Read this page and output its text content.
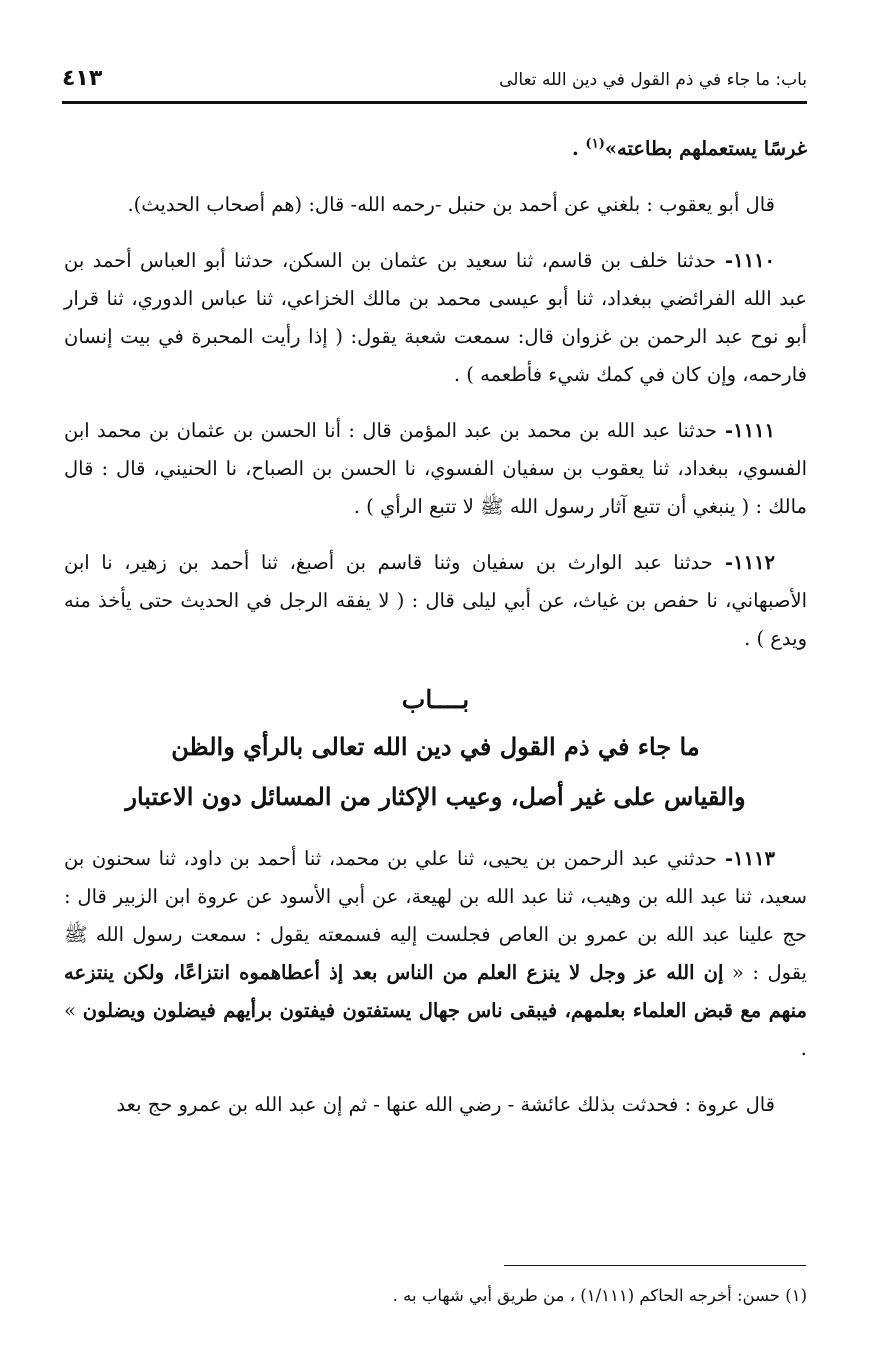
باب: ما جاء في ذم القول في دين الله تعالى
٤١٣

غرسًا يستعملهم بطاعته»$^{(١)}$ .

قال أبو يعقوب : بلغني عن أحمد بن حنبل -رحمه الله- قال: (هم أصحاب الحديث).

١١١٠- حدثنا خلف بن قاسم، ثنا سعيد بن عثمان بن السكن، حدثنا أبو العباس أحمد بن عبد الله الفرائضي ببغداد، ثنا أبو عيسى محمد بن مالك الخزاعي، ثنا عباس الدوري، ثنا قرار أبو نوح عبد الرحمن بن غزوان قال: سمعت شعبة يقول: ( إذا رأيت المحبرة في بيت إنسان فارحمه، وإن كان في كمك شيء فأطعمه ) .

١١١١- حدثنا عبد الله بن محمد بن عبد المؤمن قال : أنا الحسن بن عثمان بن محمد ابن الفسوي، ببغداد، ثنا يعقوب بن سفيان الفسوي، نا الحسن بن الصباح، نا الحنيني، قال : قال مالك : ( ينبغي أن تتبع آثار رسول الله ﷺ لا تتبع الرأي ) .

١١١٢- حدثنا عبد الوارث بن سفيان وثنا قاسم بن أصبغ، ثنا أحمد بن زهير، نا ابن الأصبهاني، نا حفص بن غياث، عن أبي ليلى قال : ( لا يفقه الرجل في الحديث حتى يأخذ منه ويدع ) .

بــــاب
ما جاء في ذم القول في دين الله تعالى بالرأي والظن
والقياس على غير أصل، وعيب الإكثار من المسائل دون الاعتبار

١١١٣- حدثني عبد الرحمن بن يحيى، ثنا علي بن محمد، ثنا أحمد بن داود، ثنا سحنون بن سعيد، ثنا عبد الله بن وهيب، ثنا عبد الله بن لهيعة، عن أبي الأسود عن عروة ابن الزبير قال : حج علينا عبد الله بن عمرو بن العاص فجلست إليه فسمعته يقول : سمعت رسول الله ﷺ يقول : « إن الله عز وجل لا ينزع العلم من الناس بعد إذ أعطاهموه انتزاعًا، ولكن ينتزعه منهم مع قبض العلماء بعلمهم، فيبقى ناس جهال يستفتون فيفتون برأيهم فيضلون ويضلون » .

قال عروة : فحدثت بذلك عائشة - رضي الله عنها - ثم إن عبد الله بن عمرو حج بعد

(١) حسن: أخرجه الحاكم (١/١١١) ، من طريق أبي شهاب به .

______________________________

● **Task instructions**
Make an exact copy of the records shown above, without the pictures.

● **The result**
Read this page and output its text content.
باب: ما جاء في ذم القول في دين الله تعالى
٤١٣

غرسًا يستعملهم بطاعته»$^{(١)}$ .

قال أبو يعقوب : بلغني عن أحمد بن حنبل -رحمه الله- قال: (هم أصحاب الحديث).

١١١٠- حدثنا خلف بن قاسم، ثنا سعيد بن عثمان بن السكن، حدثنا أبو العباس أحمد بن عبد الله الفرائضي ببغداد، ثنا أبو عيسى محمد بن مالك الخزاعي، ثنا عباس الدوري، ثنا قرار أبو نوح عبد الرحمن بن غزوان قال: سمعت شعبة يقول: ( إذا رأيت المحبرة في بيت إنسان فارحمه، وإن كان في كمك شيء فأطعمه ) .

١١١١- حدثنا عبد الله بن محمد بن عبد المؤمن قال : أنا الحسن بن عثمان بن محمد ابن الفسوي، ببغداد، ثنا يعقوب بن سفيان الفسوي، نا الحسن بن الصباح، نا الحنيني، قال : قال مالك : ( ينبغي أن تتبع آثار رسول الله ﷺ لا تتبع الرأي ) .

١١١٢- حدثنا عبد الوارث بن سفيان وثنا قاسم بن أصبغ، ثنا أحمد بن زهير، نا ابن الأصبهاني، نا حفص بن غياث، عن أبي ليلى قال : ( لا يفقه الرجل في الحديث حتى يأخذ منه ويدع ) .

بــــاب
ما جاء في ذم القول في دين الله تعالى بالرأي والظن
والقياس على غير أصل، وعيب الإكثار من المسائل دون الاعتبار

١١١٣- حدثني عبد الرحمن بن يحيى، ثنا علي بن محمد، ثنا أحمد بن داود، ثنا سحنون بن سعيد، ثنا عبد الله بن وهيب، ثنا عبد الله بن لهيعة، عن أبي الأسود عن عروة ابن الزبير قال : حج علينا عبد الله بن عمرو بن العاص فجلست إليه فسمعته يقول : سمعت رسول الله ﷺ يقول : « إن الله عز وجل لا ينزع العلم من الناس بعد إذ أعطاهموه انتزاعًا، ولكن ينتزعه منهم مع قبض العلماء بعلمهم، فيبقى ناس جهال يستفتون فيفتون برأيهم فيضلون ويضلون » .

قال عروة : فحدثت بذلك عائشة - رضي الله عنها - ثم إن عبد الله بن عمرو حج بعد

(١) حسن: أخرجه الحاكم (١/١١١) ، من طريق أبي شهاب به .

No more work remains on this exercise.